**** Data supplied ****
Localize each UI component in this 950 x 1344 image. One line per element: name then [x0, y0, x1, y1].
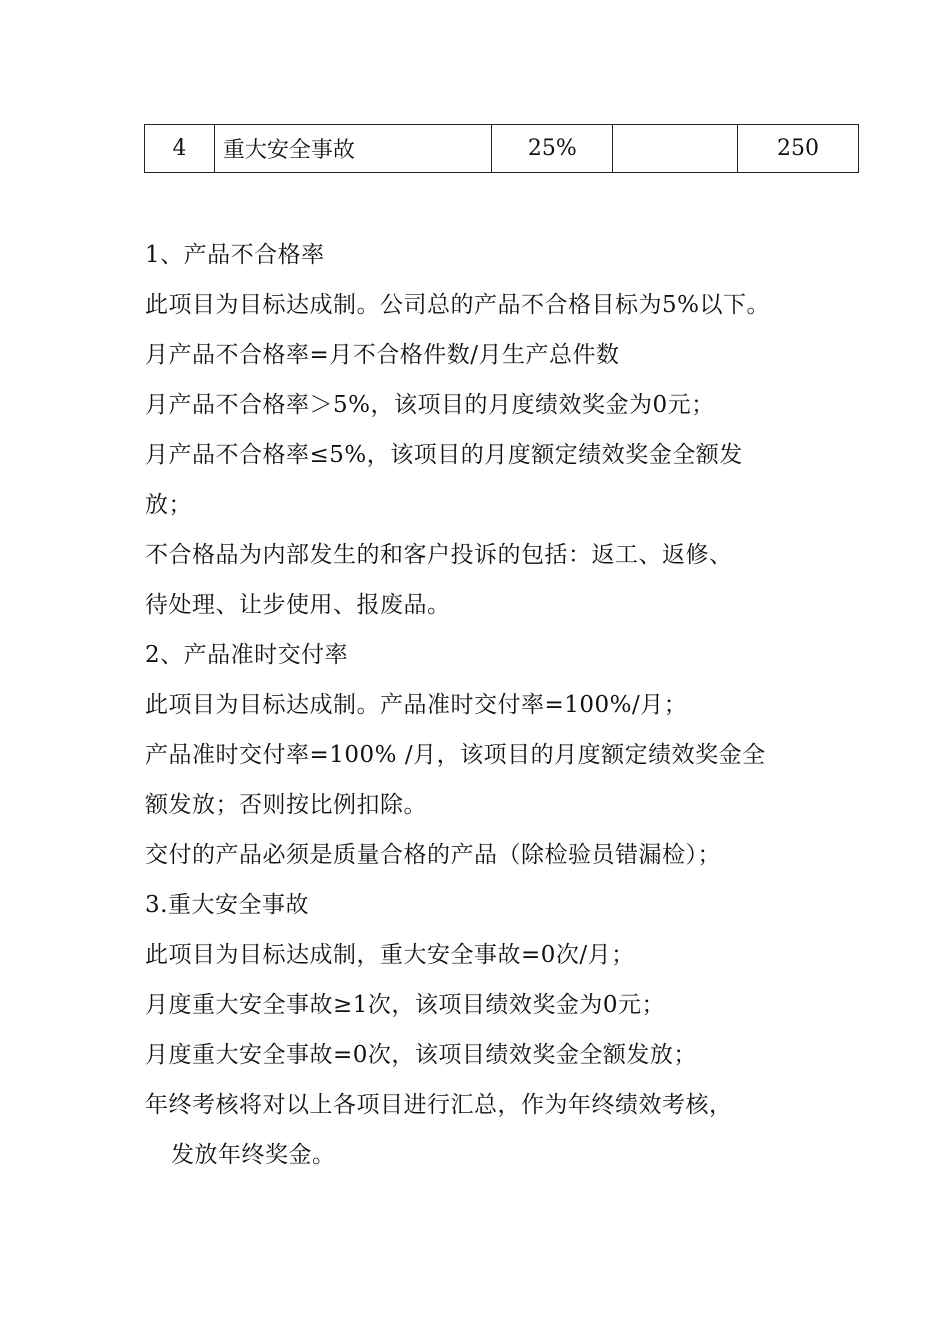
- paragraph-line: 此项目为目标达成制。产品准时交付率=100%/月；: [145, 692, 688, 718]
- paragraph-line: 月产品不合格率＞5%，该项目的月度绩效奖金为0元；: [145, 392, 715, 418]
- paragraph-line: 额发放；否则按比例扣除。: [145, 792, 427, 818]
- paragraph-line: 此项目为目标达成制，重大安全事故=0次/月；: [145, 942, 635, 968]
- paragraph-line: 交付的产品必须是质量合格的产品（除检验员错漏检）；: [145, 842, 721, 868]
- paragraph-line: 月产品不合格率=月不合格件数/月生产总件数: [145, 342, 620, 368]
- kpi-table: [144, 124, 859, 173]
- table-row: [145, 125, 859, 173]
- heading-safety-accident: 3.重大安全事故: [145, 892, 309, 918]
- paragraph-line: 不合格品为内部发生的和客户投诉的包括：返工、返修、: [145, 542, 733, 568]
- paragraph-line: 待处理、让步使用、报废品。: [145, 592, 451, 618]
- amount-cell: 250: [738, 125, 859, 173]
- item-name-cell: 重大安全事故: [214, 125, 492, 173]
- weight-cell: 25%: [492, 125, 613, 173]
- paragraph-line: 年终考核将对以上各项目进行汇总，作为年终绩效考核，: [145, 1092, 733, 1118]
- row-number-cell: 4: [145, 125, 215, 173]
- paragraph-line: 月度重大安全事故≥1次，该项目绩效奖金为0元；: [145, 992, 666, 1018]
- empty-cell: [613, 125, 738, 173]
- paragraph-line: 此项目为目标达成制。公司总的产品不合格目标为5%以下。: [145, 292, 770, 318]
- paragraph-line: 产品准时交付率=100% /月，该项目的月度额定绩效奖金全: [145, 742, 766, 768]
- paragraph-line: 月产品不合格率≤5%，该项目的月度额定绩效奖金全额发: [145, 442, 743, 468]
- paragraph-line: 月度重大安全事故=0次，该项目绩效奖金全额发放；: [145, 1042, 697, 1068]
- paragraph-line: 放；: [145, 492, 192, 518]
- heading-defect-rate: 1、产品不合格率: [145, 242, 325, 268]
- heading-on-time-delivery: 2、产品准时交付率: [145, 642, 349, 668]
- body-text: [145, 230, 845, 1180]
- paragraph-line: 发放年终奖金。: [171, 1142, 336, 1168]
****
Reproduce every line of the material above verbatim, omitting the pictures.

▸ **Result**
Localize each UI component in this 950 x 1344 image. One line per element: name then [x0, y0, x1, y1].
- paragraph-line: 此项目为目标达成制。产品准时交付率=100%/月；: [145, 692, 688, 718]
- paragraph-line: 月产品不合格率＞5%，该项目的月度绩效奖金为0元；: [145, 392, 715, 418]
- paragraph-line: 额发放；否则按比例扣除。: [145, 792, 427, 818]
- paragraph-line: 此项目为目标达成制，重大安全事故=0次/月；: [145, 942, 635, 968]
- paragraph-line: 交付的产品必须是质量合格的产品（除检验员错漏检）；: [145, 842, 721, 868]
- paragraph-line: 月产品不合格率=月不合格件数/月生产总件数: [145, 342, 620, 368]
- kpi-table: [144, 124, 859, 173]
- table-row: [145, 125, 859, 173]
- heading-safety-accident: 3.重大安全事故: [145, 892, 309, 918]
- paragraph-line: 不合格品为内部发生的和客户投诉的包括：返工、返修、: [145, 542, 733, 568]
- paragraph-line: 待处理、让步使用、报废品。: [145, 592, 451, 618]
- amount-cell: 250: [738, 125, 859, 173]
- item-name-cell: 重大安全事故: [214, 125, 492, 173]
- weight-cell: 25%: [492, 125, 613, 173]
- paragraph-line: 年终考核将对以上各项目进行汇总，作为年终绩效考核，: [145, 1092, 733, 1118]
- row-number-cell: 4: [145, 125, 215, 173]
- paragraph-line: 月度重大安全事故≥1次，该项目绩效奖金为0元；: [145, 992, 666, 1018]
- empty-cell: [613, 125, 738, 173]
- paragraph-line: 此项目为目标达成制。公司总的产品不合格目标为5%以下。: [145, 292, 770, 318]
- paragraph-line: 产品准时交付率=100% /月，该项目的月度额定绩效奖金全: [145, 742, 766, 768]
- paragraph-line: 月产品不合格率≤5%，该项目的月度额定绩效奖金全额发: [145, 442, 743, 468]
- paragraph-line: 月度重大安全事故=0次，该项目绩效奖金全额发放；: [145, 1042, 697, 1068]
- paragraph-line: 放；: [145, 492, 192, 518]
- heading-defect-rate: 1、产品不合格率: [145, 242, 325, 268]
- heading-on-time-delivery: 2、产品准时交付率: [145, 642, 349, 668]
- body-text: [145, 230, 845, 1180]
- paragraph-line: 发放年终奖金。: [171, 1142, 336, 1168]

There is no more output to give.